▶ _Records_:
>> Start

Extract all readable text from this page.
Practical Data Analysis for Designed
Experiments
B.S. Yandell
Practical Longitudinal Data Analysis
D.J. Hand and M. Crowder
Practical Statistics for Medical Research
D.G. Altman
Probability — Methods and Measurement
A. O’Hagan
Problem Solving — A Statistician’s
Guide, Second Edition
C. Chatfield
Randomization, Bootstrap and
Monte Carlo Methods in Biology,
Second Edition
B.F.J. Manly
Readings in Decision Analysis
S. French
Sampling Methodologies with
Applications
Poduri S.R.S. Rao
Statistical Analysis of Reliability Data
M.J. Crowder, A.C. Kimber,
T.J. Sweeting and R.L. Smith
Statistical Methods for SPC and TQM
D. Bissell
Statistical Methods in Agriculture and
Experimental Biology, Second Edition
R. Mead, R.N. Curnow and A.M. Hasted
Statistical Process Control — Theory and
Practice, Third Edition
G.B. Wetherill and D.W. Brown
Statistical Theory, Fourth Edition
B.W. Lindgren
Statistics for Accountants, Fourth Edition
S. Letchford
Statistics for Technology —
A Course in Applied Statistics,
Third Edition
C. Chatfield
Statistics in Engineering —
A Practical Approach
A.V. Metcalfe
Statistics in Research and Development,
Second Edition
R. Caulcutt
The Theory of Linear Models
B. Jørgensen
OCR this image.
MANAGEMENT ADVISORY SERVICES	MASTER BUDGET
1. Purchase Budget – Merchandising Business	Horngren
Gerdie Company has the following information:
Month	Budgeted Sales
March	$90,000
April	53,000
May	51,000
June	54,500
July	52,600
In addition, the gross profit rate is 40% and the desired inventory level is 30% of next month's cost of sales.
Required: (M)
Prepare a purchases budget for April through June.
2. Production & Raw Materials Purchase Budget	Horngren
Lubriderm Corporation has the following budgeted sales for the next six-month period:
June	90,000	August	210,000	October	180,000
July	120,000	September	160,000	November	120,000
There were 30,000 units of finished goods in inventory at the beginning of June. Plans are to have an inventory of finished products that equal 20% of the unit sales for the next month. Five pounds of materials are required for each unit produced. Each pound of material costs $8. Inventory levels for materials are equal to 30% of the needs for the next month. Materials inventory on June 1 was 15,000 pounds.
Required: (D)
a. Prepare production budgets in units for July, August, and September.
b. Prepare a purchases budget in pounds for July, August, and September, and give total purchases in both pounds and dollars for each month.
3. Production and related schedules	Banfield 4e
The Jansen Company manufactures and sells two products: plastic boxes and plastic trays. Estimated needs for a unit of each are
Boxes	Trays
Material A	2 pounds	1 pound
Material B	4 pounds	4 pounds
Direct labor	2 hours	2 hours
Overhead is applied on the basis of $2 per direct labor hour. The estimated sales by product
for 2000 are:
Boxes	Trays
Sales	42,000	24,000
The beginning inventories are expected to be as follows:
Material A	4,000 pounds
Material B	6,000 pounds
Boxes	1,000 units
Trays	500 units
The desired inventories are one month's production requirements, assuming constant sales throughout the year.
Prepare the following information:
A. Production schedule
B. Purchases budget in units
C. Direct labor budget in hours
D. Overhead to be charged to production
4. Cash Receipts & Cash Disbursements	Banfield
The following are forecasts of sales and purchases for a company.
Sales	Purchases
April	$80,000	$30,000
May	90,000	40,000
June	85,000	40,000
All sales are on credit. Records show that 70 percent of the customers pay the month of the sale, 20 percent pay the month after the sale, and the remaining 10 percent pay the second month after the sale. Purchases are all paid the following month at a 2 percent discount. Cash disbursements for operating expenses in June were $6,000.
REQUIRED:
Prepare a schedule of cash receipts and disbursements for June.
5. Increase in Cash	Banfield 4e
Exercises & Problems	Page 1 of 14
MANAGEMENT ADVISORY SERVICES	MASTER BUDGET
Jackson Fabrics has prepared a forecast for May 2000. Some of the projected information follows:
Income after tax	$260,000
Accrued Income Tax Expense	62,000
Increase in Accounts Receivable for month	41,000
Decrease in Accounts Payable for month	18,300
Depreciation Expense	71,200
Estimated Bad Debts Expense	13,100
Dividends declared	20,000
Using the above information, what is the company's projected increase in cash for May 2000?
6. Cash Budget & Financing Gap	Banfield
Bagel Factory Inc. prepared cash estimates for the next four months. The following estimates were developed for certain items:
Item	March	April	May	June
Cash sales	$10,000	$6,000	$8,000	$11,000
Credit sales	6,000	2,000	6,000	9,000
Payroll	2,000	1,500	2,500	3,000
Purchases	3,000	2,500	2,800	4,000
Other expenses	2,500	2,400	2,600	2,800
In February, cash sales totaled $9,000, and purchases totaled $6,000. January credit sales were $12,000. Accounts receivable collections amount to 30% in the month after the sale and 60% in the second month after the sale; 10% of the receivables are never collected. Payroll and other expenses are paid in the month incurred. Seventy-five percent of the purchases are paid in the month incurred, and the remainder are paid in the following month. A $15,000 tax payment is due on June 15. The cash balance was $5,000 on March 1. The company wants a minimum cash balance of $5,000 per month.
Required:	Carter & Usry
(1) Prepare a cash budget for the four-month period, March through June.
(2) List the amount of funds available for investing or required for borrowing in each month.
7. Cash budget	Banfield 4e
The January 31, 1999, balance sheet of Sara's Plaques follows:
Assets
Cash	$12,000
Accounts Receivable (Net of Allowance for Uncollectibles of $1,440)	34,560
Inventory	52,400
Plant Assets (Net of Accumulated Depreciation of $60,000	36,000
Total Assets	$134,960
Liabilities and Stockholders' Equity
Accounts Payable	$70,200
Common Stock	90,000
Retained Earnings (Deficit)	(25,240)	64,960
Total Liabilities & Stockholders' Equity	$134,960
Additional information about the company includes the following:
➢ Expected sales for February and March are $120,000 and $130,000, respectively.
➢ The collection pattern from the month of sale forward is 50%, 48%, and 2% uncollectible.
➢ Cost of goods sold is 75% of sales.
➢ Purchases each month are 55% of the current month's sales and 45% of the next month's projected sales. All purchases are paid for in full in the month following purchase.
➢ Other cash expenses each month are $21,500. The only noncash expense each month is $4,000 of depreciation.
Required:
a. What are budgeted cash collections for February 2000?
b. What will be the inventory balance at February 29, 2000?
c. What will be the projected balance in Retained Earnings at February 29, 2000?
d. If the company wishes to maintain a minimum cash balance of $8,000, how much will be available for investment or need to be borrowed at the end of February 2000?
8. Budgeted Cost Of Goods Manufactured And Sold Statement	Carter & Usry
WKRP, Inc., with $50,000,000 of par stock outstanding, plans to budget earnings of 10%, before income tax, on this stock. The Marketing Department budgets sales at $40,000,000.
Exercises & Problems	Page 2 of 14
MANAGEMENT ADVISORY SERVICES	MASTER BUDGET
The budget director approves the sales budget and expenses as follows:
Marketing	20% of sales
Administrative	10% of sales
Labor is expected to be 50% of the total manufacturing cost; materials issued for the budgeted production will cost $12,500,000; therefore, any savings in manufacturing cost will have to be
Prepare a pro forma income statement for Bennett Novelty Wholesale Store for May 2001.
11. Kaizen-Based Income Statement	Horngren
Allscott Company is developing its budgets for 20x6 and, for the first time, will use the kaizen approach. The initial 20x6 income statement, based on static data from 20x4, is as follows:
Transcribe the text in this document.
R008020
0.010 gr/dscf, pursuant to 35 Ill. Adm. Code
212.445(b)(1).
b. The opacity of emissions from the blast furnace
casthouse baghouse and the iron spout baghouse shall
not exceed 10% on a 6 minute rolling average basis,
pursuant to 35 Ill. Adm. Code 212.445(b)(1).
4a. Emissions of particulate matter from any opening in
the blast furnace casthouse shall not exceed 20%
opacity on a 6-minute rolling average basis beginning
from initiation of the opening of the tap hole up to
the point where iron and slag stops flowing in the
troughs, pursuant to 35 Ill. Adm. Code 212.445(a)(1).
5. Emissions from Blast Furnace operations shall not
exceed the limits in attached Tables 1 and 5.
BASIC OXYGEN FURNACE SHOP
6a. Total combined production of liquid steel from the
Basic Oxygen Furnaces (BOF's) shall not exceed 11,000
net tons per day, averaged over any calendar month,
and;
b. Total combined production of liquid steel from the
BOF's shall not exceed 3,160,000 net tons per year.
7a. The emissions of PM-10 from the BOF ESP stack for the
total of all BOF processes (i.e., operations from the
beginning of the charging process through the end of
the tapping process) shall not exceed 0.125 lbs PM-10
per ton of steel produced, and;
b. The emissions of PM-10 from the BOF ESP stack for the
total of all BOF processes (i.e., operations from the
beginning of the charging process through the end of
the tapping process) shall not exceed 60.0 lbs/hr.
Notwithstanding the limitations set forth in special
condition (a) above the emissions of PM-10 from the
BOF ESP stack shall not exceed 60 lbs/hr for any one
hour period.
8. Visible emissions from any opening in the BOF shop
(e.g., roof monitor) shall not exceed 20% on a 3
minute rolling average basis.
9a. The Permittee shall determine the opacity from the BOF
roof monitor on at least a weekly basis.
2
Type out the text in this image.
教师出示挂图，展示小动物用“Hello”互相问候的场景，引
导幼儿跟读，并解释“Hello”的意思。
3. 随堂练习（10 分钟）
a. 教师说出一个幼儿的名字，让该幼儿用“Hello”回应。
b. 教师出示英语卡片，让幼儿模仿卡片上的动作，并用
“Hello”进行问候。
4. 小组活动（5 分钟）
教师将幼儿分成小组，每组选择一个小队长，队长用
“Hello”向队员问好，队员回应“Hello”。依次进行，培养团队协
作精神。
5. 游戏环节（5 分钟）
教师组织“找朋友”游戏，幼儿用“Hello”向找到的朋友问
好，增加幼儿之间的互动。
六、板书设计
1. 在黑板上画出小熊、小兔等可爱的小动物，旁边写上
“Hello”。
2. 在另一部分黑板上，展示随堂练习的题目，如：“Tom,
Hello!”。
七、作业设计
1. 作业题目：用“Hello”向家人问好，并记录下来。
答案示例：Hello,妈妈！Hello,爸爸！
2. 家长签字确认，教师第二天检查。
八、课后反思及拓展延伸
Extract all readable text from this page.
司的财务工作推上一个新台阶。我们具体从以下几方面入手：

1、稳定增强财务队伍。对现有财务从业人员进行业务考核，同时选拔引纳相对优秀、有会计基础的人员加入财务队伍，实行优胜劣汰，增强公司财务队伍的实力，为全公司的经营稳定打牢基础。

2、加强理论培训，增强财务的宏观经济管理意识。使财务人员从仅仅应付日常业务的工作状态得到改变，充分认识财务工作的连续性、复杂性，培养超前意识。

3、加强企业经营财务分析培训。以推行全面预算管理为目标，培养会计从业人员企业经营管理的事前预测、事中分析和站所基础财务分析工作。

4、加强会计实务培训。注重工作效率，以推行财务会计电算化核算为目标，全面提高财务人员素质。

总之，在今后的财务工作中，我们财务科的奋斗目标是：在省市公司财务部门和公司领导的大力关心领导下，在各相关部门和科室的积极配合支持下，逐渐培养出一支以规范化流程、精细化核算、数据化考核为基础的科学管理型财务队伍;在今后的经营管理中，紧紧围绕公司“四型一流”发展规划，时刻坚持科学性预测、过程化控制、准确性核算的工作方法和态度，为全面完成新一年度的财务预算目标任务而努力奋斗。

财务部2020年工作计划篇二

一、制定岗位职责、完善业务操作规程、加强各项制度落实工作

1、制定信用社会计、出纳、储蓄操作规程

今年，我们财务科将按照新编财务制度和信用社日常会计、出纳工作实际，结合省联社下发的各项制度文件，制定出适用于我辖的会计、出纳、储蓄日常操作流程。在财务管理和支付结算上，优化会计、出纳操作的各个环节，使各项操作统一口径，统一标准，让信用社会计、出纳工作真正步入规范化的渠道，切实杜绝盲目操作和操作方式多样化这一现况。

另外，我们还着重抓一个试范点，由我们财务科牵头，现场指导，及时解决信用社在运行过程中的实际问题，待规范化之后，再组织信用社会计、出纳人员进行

>> End

▶ _WHAT NEEDS TO BE DONE_: Set out every line from the material that contains the string "Banfield".

▶ _EXERCISE SOLUTION_:
3. Production and related schedules	Banfield 4e
4. Cash Receipts & Cash Disbursements	Banfield
5. Increase in Cash	Banfield 4e
6. Cash Budget & Financing Gap	Banfield
7. Cash budget	Banfield 4e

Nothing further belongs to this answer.